▶ [The records]
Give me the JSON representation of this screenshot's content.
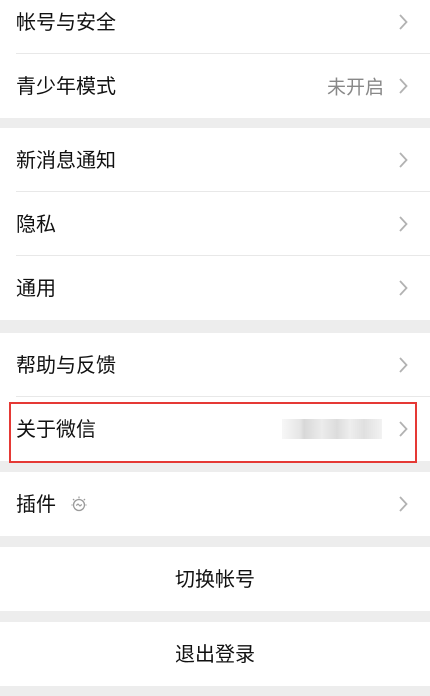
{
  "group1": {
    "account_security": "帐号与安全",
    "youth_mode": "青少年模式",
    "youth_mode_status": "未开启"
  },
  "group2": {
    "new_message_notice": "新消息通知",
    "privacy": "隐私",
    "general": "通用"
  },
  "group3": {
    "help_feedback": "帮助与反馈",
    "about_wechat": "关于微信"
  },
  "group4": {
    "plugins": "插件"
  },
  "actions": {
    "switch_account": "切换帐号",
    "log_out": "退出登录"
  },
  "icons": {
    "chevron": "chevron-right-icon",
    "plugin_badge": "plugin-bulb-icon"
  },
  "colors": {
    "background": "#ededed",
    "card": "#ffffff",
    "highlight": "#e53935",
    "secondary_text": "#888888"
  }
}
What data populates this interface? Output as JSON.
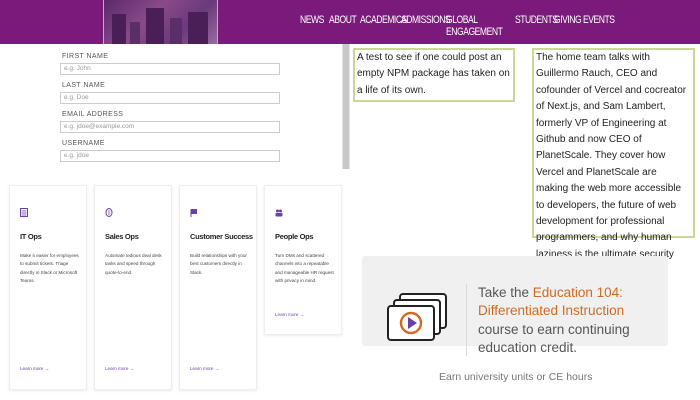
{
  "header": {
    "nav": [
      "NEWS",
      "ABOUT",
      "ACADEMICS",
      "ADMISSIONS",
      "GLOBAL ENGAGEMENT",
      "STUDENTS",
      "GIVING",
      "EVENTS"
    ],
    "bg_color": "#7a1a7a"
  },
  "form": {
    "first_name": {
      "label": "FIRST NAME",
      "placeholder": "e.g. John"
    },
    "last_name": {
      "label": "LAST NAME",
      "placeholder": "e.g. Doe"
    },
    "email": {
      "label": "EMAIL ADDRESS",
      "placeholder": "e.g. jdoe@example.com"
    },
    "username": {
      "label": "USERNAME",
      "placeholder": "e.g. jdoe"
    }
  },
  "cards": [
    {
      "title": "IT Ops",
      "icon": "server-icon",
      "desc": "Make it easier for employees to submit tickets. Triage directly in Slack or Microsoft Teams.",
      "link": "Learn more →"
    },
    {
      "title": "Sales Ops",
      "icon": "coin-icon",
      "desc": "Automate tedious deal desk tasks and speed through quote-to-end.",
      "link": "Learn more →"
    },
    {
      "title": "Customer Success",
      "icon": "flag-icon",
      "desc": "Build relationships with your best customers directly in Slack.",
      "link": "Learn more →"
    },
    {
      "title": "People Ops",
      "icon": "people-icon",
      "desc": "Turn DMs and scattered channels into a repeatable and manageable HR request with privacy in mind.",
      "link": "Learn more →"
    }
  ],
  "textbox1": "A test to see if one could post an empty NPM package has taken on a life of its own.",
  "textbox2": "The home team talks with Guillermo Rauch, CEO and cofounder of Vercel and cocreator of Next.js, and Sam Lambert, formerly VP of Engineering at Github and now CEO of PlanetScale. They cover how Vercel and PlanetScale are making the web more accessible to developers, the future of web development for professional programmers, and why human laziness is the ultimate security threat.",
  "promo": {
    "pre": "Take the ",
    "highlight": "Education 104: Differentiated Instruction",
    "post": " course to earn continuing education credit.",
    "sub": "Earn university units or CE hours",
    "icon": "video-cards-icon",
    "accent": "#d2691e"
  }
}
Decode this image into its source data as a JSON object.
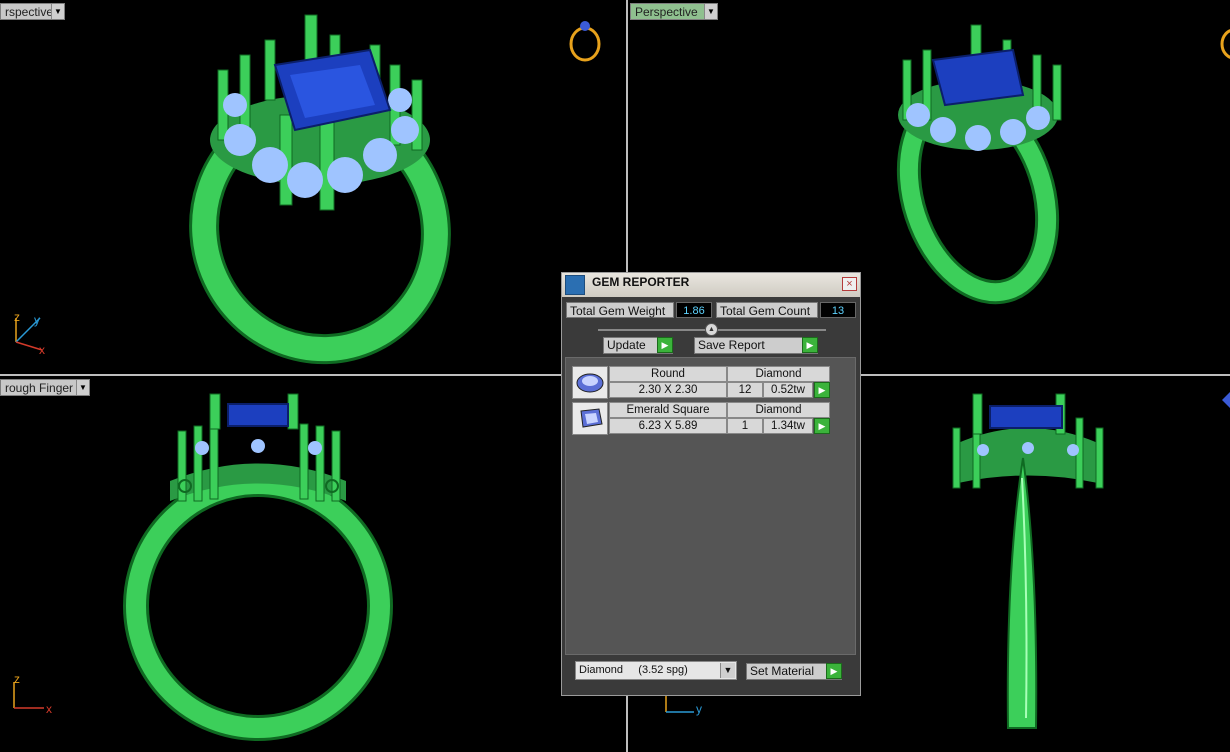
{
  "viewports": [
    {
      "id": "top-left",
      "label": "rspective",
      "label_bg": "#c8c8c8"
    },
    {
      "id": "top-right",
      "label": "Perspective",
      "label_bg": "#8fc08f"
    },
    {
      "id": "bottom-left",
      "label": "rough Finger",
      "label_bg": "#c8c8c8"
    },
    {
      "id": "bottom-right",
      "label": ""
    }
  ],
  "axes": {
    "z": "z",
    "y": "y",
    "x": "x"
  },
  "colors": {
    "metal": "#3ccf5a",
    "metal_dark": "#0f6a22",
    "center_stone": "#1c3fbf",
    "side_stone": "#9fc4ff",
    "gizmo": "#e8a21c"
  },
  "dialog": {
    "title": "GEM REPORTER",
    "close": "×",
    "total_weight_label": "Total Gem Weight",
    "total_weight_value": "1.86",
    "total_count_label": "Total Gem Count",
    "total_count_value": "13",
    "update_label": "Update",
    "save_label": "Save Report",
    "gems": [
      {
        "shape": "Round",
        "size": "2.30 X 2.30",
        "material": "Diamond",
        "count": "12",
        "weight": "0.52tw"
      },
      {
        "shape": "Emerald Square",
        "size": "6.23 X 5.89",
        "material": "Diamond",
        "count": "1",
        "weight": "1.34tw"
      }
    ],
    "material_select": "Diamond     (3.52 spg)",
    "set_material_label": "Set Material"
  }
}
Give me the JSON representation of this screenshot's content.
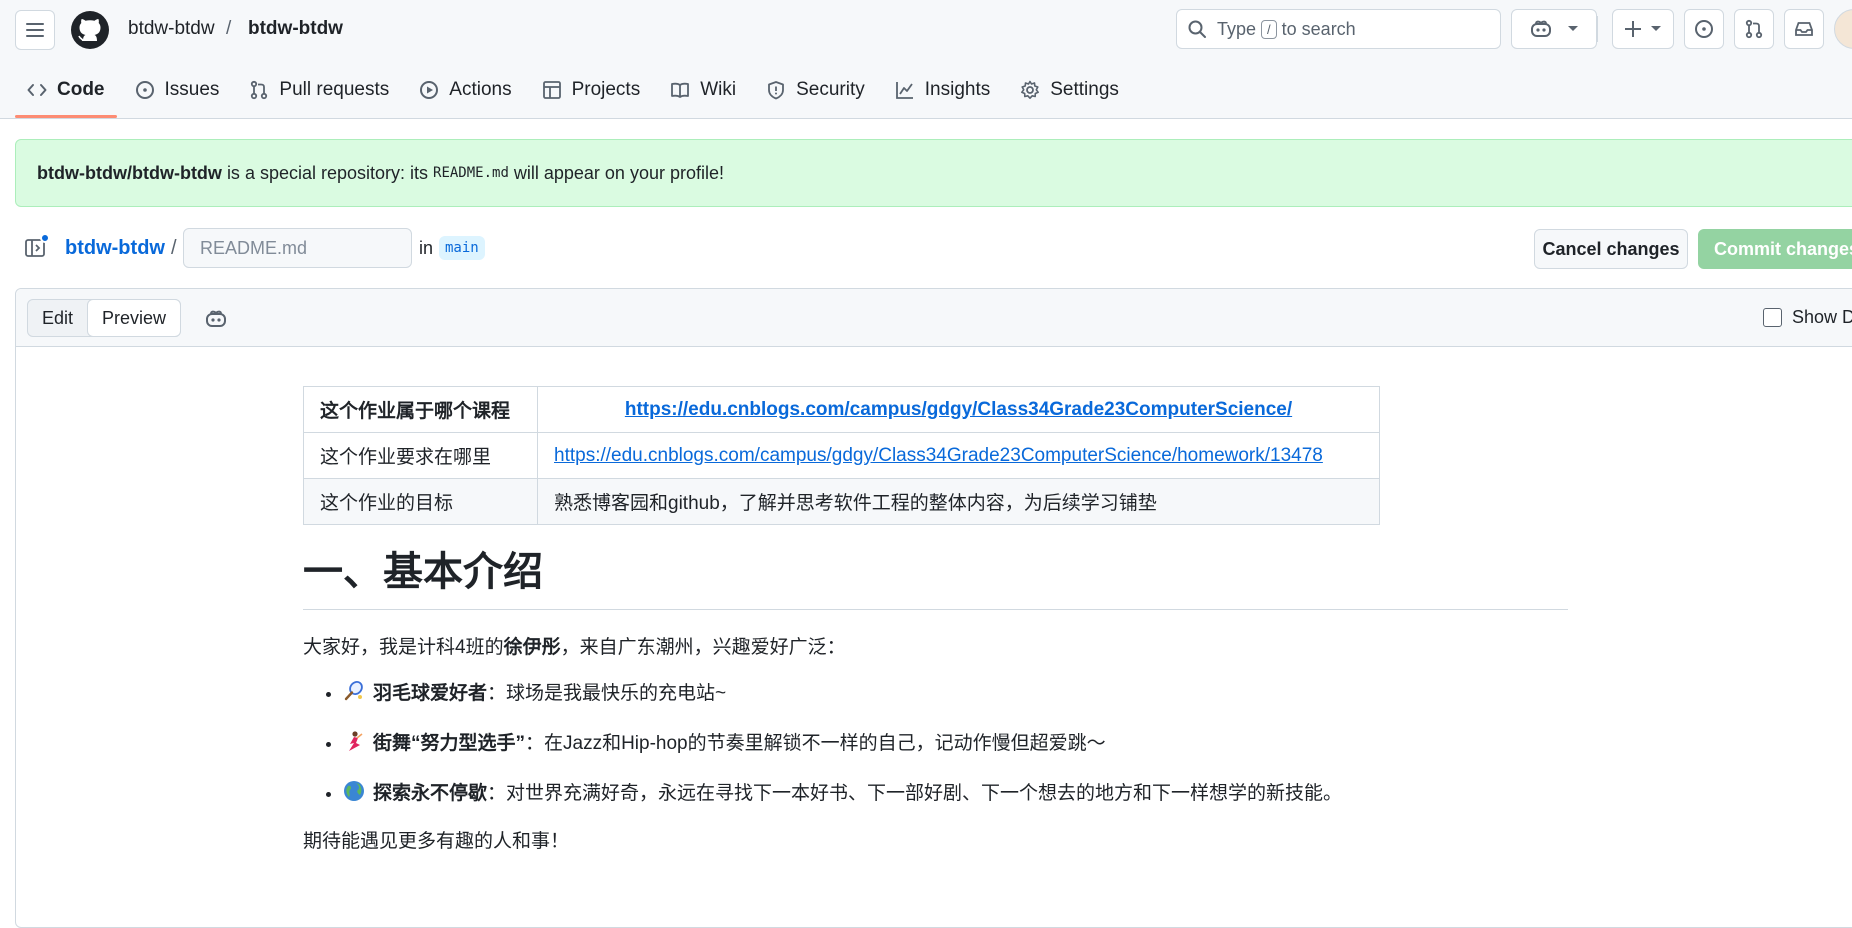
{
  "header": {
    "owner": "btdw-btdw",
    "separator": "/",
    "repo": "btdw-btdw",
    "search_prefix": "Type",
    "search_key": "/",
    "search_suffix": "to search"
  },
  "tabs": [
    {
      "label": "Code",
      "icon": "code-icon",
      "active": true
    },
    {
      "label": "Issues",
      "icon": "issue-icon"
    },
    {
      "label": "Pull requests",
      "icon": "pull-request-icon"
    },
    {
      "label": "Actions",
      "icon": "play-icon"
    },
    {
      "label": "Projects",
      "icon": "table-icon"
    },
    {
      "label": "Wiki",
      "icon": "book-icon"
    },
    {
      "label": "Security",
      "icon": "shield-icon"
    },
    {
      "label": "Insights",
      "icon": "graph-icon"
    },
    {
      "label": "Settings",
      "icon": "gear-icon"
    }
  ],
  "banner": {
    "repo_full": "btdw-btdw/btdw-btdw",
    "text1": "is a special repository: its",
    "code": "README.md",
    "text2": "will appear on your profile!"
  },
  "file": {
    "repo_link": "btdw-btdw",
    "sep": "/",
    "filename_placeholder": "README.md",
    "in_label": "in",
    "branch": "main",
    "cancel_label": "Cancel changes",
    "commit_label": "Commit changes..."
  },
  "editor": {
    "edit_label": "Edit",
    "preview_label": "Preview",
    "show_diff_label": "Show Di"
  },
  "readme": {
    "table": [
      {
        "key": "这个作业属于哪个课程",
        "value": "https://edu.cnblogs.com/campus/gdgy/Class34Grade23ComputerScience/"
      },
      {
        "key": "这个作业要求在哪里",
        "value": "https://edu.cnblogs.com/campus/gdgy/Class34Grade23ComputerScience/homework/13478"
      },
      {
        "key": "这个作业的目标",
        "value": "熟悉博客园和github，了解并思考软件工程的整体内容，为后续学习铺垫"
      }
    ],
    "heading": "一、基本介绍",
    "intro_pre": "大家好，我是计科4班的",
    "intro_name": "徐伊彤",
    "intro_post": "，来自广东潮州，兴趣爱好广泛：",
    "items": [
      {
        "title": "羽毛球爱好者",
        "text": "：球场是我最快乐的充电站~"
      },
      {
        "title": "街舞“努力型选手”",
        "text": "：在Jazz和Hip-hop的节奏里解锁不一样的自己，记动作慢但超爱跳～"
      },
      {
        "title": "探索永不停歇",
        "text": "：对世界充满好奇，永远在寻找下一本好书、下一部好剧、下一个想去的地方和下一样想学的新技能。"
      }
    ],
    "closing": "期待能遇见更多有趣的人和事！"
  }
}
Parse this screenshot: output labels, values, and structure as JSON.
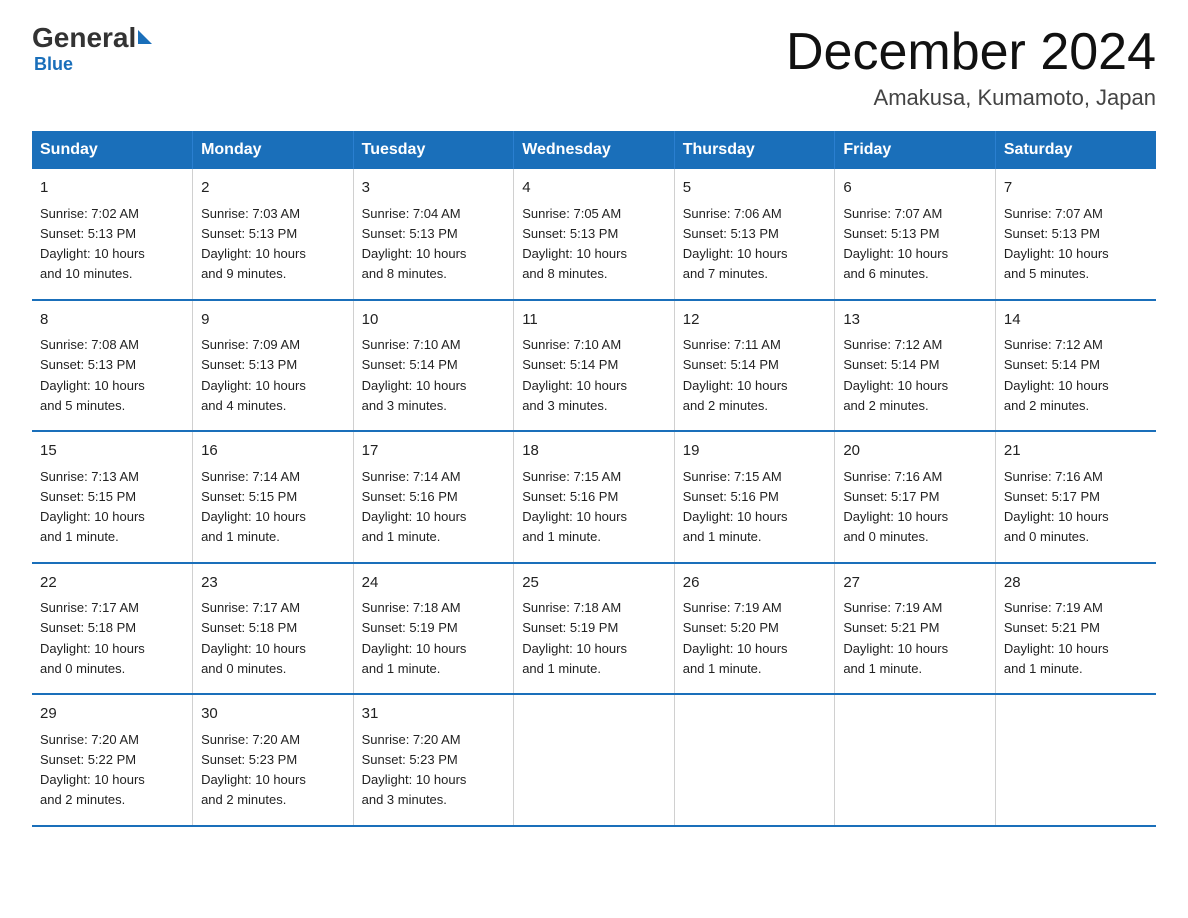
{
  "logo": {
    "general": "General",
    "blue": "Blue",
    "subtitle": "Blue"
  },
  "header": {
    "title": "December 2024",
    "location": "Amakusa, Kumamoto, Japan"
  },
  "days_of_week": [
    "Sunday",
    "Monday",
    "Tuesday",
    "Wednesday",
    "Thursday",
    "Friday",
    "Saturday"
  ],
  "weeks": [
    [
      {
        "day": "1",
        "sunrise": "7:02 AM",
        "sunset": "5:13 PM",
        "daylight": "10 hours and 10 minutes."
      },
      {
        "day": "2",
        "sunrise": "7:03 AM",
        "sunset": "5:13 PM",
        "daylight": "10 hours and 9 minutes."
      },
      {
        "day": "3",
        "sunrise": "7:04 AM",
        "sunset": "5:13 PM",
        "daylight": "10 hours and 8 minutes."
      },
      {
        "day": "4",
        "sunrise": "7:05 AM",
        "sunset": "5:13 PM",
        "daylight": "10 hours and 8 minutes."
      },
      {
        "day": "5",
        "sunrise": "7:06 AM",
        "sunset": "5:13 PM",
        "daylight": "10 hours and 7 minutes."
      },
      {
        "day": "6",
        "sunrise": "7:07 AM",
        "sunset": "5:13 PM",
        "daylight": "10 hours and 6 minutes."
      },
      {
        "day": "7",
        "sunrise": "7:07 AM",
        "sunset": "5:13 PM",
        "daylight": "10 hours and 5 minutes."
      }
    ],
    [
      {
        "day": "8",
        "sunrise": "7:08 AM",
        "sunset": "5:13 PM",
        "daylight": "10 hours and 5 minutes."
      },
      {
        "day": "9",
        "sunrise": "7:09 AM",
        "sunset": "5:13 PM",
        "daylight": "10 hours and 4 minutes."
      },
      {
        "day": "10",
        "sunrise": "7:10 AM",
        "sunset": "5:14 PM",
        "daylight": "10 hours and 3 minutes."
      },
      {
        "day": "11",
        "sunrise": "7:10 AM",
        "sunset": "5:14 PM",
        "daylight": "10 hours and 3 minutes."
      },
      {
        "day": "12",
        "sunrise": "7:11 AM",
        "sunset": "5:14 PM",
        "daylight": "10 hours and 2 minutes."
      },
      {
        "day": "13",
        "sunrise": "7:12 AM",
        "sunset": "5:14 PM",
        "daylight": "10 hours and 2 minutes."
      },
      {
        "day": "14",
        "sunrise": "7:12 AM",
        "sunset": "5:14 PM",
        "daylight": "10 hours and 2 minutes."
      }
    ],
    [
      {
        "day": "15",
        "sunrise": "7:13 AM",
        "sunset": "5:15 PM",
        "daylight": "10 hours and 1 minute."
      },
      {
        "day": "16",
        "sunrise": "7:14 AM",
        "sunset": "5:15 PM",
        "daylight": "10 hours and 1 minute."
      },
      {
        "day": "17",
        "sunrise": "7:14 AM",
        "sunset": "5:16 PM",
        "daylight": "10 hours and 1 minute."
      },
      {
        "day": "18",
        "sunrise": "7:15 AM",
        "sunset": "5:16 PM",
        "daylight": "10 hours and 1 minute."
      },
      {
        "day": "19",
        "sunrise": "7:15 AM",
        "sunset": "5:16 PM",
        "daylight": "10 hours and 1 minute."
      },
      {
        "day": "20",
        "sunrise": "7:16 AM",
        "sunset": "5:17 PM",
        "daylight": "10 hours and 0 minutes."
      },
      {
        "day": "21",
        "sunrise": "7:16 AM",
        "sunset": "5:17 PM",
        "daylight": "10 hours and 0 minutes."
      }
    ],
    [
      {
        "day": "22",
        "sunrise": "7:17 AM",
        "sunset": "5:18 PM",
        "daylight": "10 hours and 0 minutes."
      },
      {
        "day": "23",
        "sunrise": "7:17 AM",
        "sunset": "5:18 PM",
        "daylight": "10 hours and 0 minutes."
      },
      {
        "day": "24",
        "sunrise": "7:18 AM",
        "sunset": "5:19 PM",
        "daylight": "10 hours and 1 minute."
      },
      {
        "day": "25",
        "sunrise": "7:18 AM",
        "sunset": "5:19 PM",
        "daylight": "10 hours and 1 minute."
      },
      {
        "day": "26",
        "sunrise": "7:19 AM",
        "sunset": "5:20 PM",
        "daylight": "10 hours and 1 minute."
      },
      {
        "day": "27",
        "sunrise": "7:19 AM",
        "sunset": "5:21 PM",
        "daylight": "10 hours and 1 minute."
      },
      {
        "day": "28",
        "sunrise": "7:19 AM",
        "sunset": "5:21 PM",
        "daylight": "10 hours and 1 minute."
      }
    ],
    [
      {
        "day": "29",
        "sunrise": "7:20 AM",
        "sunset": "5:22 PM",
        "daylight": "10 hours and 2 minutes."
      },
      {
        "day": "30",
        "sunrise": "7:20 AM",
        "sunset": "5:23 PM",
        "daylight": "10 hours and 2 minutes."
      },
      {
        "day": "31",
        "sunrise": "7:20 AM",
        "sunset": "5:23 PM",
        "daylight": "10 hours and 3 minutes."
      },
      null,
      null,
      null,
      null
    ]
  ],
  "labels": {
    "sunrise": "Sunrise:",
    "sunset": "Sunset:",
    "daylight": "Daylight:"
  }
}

▶ [Goal]
Identify lines with the string "Slack". Copy each one.

▶ [Exercise solution]
      "desc": "Make it easier for employees to submit tickets. Triage directly in Slack or Microsoft Teams.",
      "desc": "Build relationships with your best customers directly in Slack.",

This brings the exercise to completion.